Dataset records
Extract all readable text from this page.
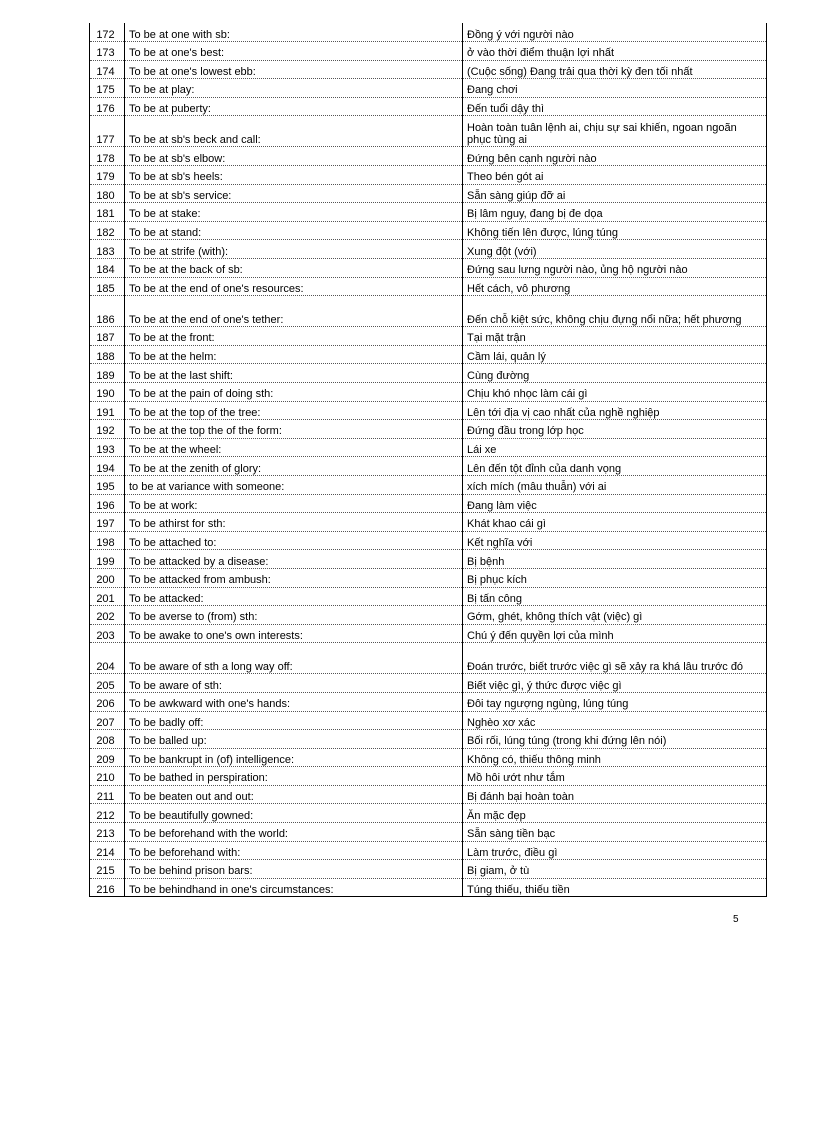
172	To be at one with sb:	Đồng ý với người nào
173	To be at one's best:	ở vào thời điểm thuận lợi nhất
174	To be at one's lowest ebb:	(Cuộc sống) Đang trải qua thời kỳ đen tối nhất
175	To be at play:	Đang chơi
176	To be at puberty:	Đến tuổi dậy thì
177	To be at sb's beck and call:	Hoàn toàn tuân lệnh ai, chịu sự sai khiến, ngoan ngoãn phục tùng ai
178	To be at sb's elbow:	Đứng bên cạnh người nào
179	To be at sb's heels:	Theo bén gót ai
180	To be at sb's service:	Sẵn sàng giúp đỡ ai
181	To be at stake:	Bị lâm nguy, đang bị đe dọa
182	To be at stand:	Không tiến lên được, lúng túng
183	To be at strife (with):	Xung đột (với)
184	To be at the back of sb:	Đứng sau lưng người nào, ủng hộ người nào
185	To be at the end of one's resources:	Hết cách, vô phương
186	To be at the end of one's tether:	Đến chỗ kiệt sức, không chịu đựng nổi nữa; hết phương
187	To be at the front:	Tại mặt trận
188	To be at the helm:	Cầm lái, quản lý
189	To be at the last shift:	Cùng đường
190	To be at the pain of doing sth:	Chịu khó nhọc làm cái gì
191	To be at the top of the tree:	Lên tới địa vị cao nhất của nghề nghiệp
192	To be at the top the of the form:	Đứng đầu trong lớp học
193	To be at the wheel:	Lái xe
194	To be at the zenith of glory:	Lên đến tột đỉnh của danh vọng
195	to be at variance with someone:	xích mích (mâu thuẫn) với ai
196	To be at work:	Đang làm việc
197	To be athirst for sth:	Khát khao cái gì
198	To be attached to:	Kết nghĩa với
199	To be attacked by a disease:	Bị bệnh
200	To be attacked from ambush:	Bị phục kích
201	To be attacked:	Bị tấn công
202	To be averse to (from) sth:	Gớm, ghét, không thích vật (việc) gì
203	To be awake to one's own interests:	Chú ý đến quyền lợi của mình
204	To be aware of sth a long way off:	Đoán trước, biết trước việc gì sẽ xảy ra khá lâu trước đó
205	To be aware of sth:	Biết việc gì, ý thức được việc gì
206	To be awkward with one's hands:	Đôi tay ngượng ngùng, lúng túng
207	To be badly off:	Nghèo xơ xác
208	To be balled up:	Bối rối, lúng túng (trong khi đứng lên nói)
209	To be bankrupt in (of) intelligence:	Không có, thiếu thông minh
210	To be bathed in perspiration:	Mồ hôi ướt như tắm
211	To be beaten out and out:	Bị đánh bại hoàn toàn
212	To be beautifully gowned:	Ăn mặc đẹp
213	To be beforehand with the world:	Sẵn sàng tiền bạc
214	To be beforehand with:	Làm trước, điều gì
215	To be behind prison bars:	Bị giam, ở tù
216	To be behindhand in one's circumstances:	Túng thiếu, thiếu tiền
5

TASK GOAL: Search the entries for the string "thiếu" and collect each line that has it.

ANSWER TO THIS PROBLEM:
209	To be bankrupt in (of) intelligence:	Không có, thiếu thông minh
216	To be behindhand in one's circumstances:	Túng thiếu, thiếu tiền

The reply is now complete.